-- start Records to process --
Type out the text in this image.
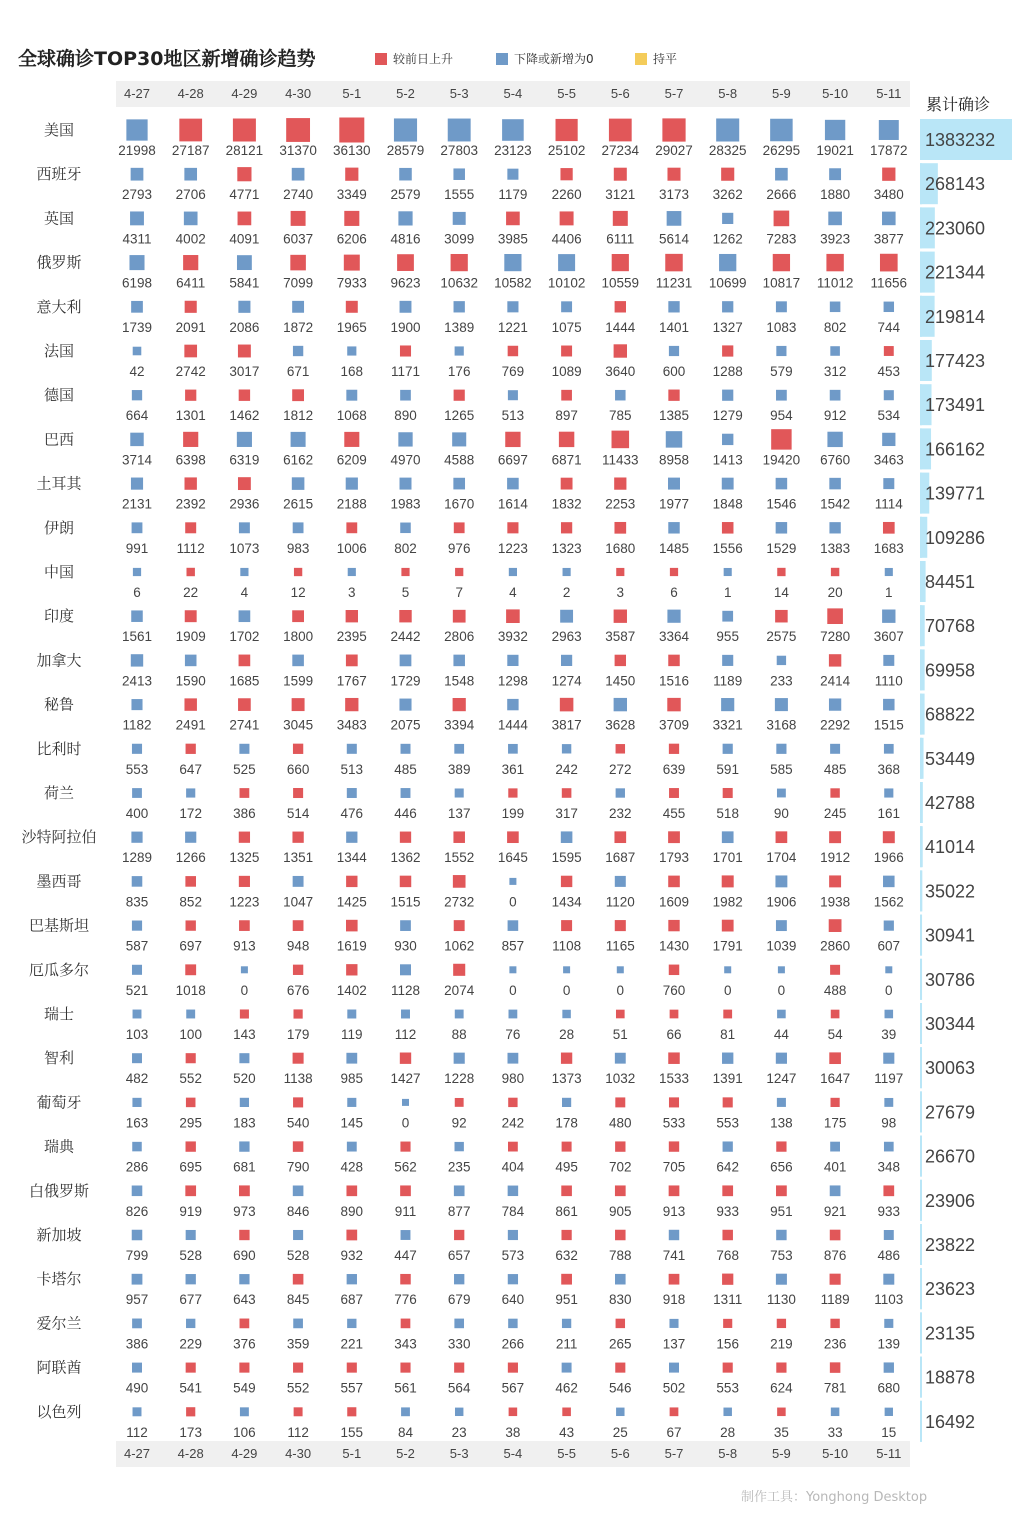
全球确诊TOP30地区新增确诊趋势	较前日上升	下降或新增为0	持平
4-27	4-28	4-29	4-30	5-1	5-2	5-3	5-4	5-5	5-6	5-7	5-8	5-9	5-10	5-11
4-27	4-28	4-29	4-30	5-1	5-2	5-3	5-4	5-5	5-6	5-7	5-8	5-9	5-10	5-11
累计确诊
美国
21998 27187 28121 31370 36130 28579 27803 23123 25102 27234 29027 28325 26295 19021 17872
1383232
西班牙
2793 2706 4771 2740 3349 2579 1555 1179 2260 3121 3173 3262 2666 1880 3480
268143
英国
4311 4002 4091 6037 6206 4816 3099 3985 4406 6111 5614 1262 7283 3923 3877
223060
俄罗斯
6198 6411 5841 7099 7933 9623 10632 10582 10102 10559 11231 10699 10817 11012 11656
221344
意大利
1739 2091 2086 1872 1965 1900 1389 1221 1075 1444 1401 1327 1083 802 744
219814
法国
42 2742 3017 671 168 1171 176 769 1089 3640 600 1288 579 312 453
177423
德国
664 1301 1462 1812 1068 890 1265 513 897 785 1385 1279 954 912 534
173491
巴西
3714 6398 6319 6162 6209 4970 4588 6697 6871 11433 8958 1413 19420 6760 3463
166162
土耳其
2131 2392 2936 2615 2188 1983 1670 1614 1832 2253 1977 1848 1546 1542 1114
139771
伊朗
991 1112 1073 983 1006 802 976 1223 1323 1680 1485 1556 1529 1383 1683
109286
中国
6	22	4	12	3	5	7	4	2	3	6	1	14	20	1
84451
印度
1561 1909 1702 1800 2395 2442 2806 3932 2963 3587 3364 955 2575 7280 3607
70768
加拿大
2413 1590 1685 1599 1767 1729 1548 1298 1274 1450 1516 1189 233 2414 1110
69958
秘鲁
1182 2491 2741 3045 3483 2075 3394 1444 3817 3628 3709 3321 3168 2292 1515
68822
比利时
553 647 525 660 513 485 389 361 242 272 639 591 585 485 368
53449
荷兰
400 172 386 514 476 446 137 199 317 232 455 518	90	245 161
42788
沙特阿拉伯
1289 1266 1325 1351 1344 1362 1552 1645 1595 1687 1793 1701 1704 1912 1966
41014
墨西哥
835 852 1223 1047 1425 1515 2732	0	1434 1120 1609 1982 1906 1938 1562
35022
巴基斯坦
587 697 913 948 1619 930 1062 857 1108 1165 1430 1791 1039 2860 607
30941
厄瓜多尔
521 1018	0	676 1402 1128 2074	0	0	0	760	0	0	488	0
30786
瑞士
103 100 143 179 119 112	88	76	28	51	66	81	44	54	39
30344
智利
482 552 520 1138 985 1427 1228 980 1373 1032 1533 1391 1247 1647 1197
30063
葡萄牙
163 295 183 540 145	0	92	242 178 480 533 553 138 175	98
27679
瑞典
286 695 681 790 428 562 235 404 495 702 705 642 656 401 348
26670
白俄罗斯
826 919 973 846 890 911 877 784 861 905 913 933 951 921 933
23906
新加坡
799 528 690 528 932 447 657 573 632 788 741 768 753 876 486
23822
卡塔尔
957 677 643 845 687 776 679 640 951 830 918 1311 1130 1189 1103
23623
爱尔兰
386 229 376 359 221 343 330 266 211 265 137 156 219 236 139
23135
阿联酋
490 541 549 552 557 561 564 567 462 546 502 553 624 781 680
18878
以色列
112 173 106 112 155	84	23	38	43	25	67	28	35	33	15
16492
制作工具：Yonghong Desktop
-- end Records to process --
Task goal>
Leaving aside the images, write out the entries above word for word.

Exercise response>
Type out the text in this image.
全球确诊TOP30地区新增确诊趋势	较前日上升	下降或新增为0	持平
4-27	4-28	4-29	4-30	5-1	5-2	5-3	5-4	5-5	5-6	5-7	5-8	5-9	5-10	5-11
4-27	4-28	4-29	4-30	5-1	5-2	5-3	5-4	5-5	5-6	5-7	5-8	5-9	5-10	5-11
累计确诊
美国
21998 27187 28121 31370 36130 28579 27803 23123 25102 27234 29027 28325 26295 19021 17872
1383232
西班牙
2793 2706 4771 2740 3349 2579 1555 1179 2260 3121 3173 3262 2666 1880 3480
268143
英国
4311 4002 4091 6037 6206 4816 3099 3985 4406 6111 5614 1262 7283 3923 3877
223060
俄罗斯
6198 6411 5841 7099 7933 9623 10632 10582 10102 10559 11231 10699 10817 11012 11656
221344
意大利
1739 2091 2086 1872 1965 1900 1389 1221 1075 1444 1401 1327 1083 802 744
219814
法国
42 2742 3017 671 168 1171 176 769 1089 3640 600 1288 579 312 453
177423
德国
664 1301 1462 1812 1068 890 1265 513 897 785 1385 1279 954 912 534
173491
巴西
3714 6398 6319 6162 6209 4970 4588 6697 6871 11433 8958 1413 19420 6760 3463
166162
土耳其
2131 2392 2936 2615 2188 1983 1670 1614 1832 2253 1977 1848 1546 1542 1114
139771
伊朗
991 1112 1073 983 1006 802 976 1223 1323 1680 1485 1556 1529 1383 1683
109286
中国
6	22	4	12	3	5	7	4	2	3	6	1	14	20	1
84451
印度
1561 1909 1702 1800 2395 2442 2806 3932 2963 3587 3364 955 2575 7280 3607
70768
加拿大
2413 1590 1685 1599 1767 1729 1548 1298 1274 1450 1516 1189 233 2414 1110
69958
秘鲁
1182 2491 2741 3045 3483 2075 3394 1444 3817 3628 3709 3321 3168 2292 1515
68822
比利时
553 647 525 660 513 485 389 361 242 272 639 591 585 485 368
53449
荷兰
400 172 386 514 476 446 137 199 317 232 455 518	90	245 161
42788
沙特阿拉伯
1289 1266 1325 1351 1344 1362 1552 1645 1595 1687 1793 1701 1704 1912 1966
41014
墨西哥
835 852 1223 1047 1425 1515 2732	0	1434 1120 1609 1982 1906 1938 1562
35022
巴基斯坦
587 697 913 948 1619 930 1062 857 1108 1165 1430 1791 1039 2860 607
30941
厄瓜多尔
521 1018	0	676 1402 1128 2074	0	0	0	760	0	0	488	0
30786
瑞士
103 100 143 179 119 112	88	76	28	51	66	81	44	54	39
30344
智利
482 552 520 1138 985 1427 1228 980 1373 1032 1533 1391 1247 1647 1197
30063
葡萄牙
163 295 183 540 145	0	92	242 178 480 533 553 138 175	98
27679
瑞典
286 695 681 790 428 562 235 404 495 702 705 642 656 401 348
26670
白俄罗斯
826 919 973 846 890 911 877 784 861 905 913 933 951 921 933
23906
新加坡
799 528 690 528 932 447 657 573 632 788 741 768 753 876 486
23822
卡塔尔
957 677 643 845 687 776 679 640 951 830 918 1311 1130 1189 1103
23623
爱尔兰
386 229 376 359 221 343 330 266 211 265 137 156 219 236 139
23135
阿联酋
490 541 549 552 557 561 564 567 462 546 502 553 624 781 680
18878
以色列
112 173 106 112 155	84	23	38	43	25	67	28	35	33	15
16492
制作工具：Yonghong Desktop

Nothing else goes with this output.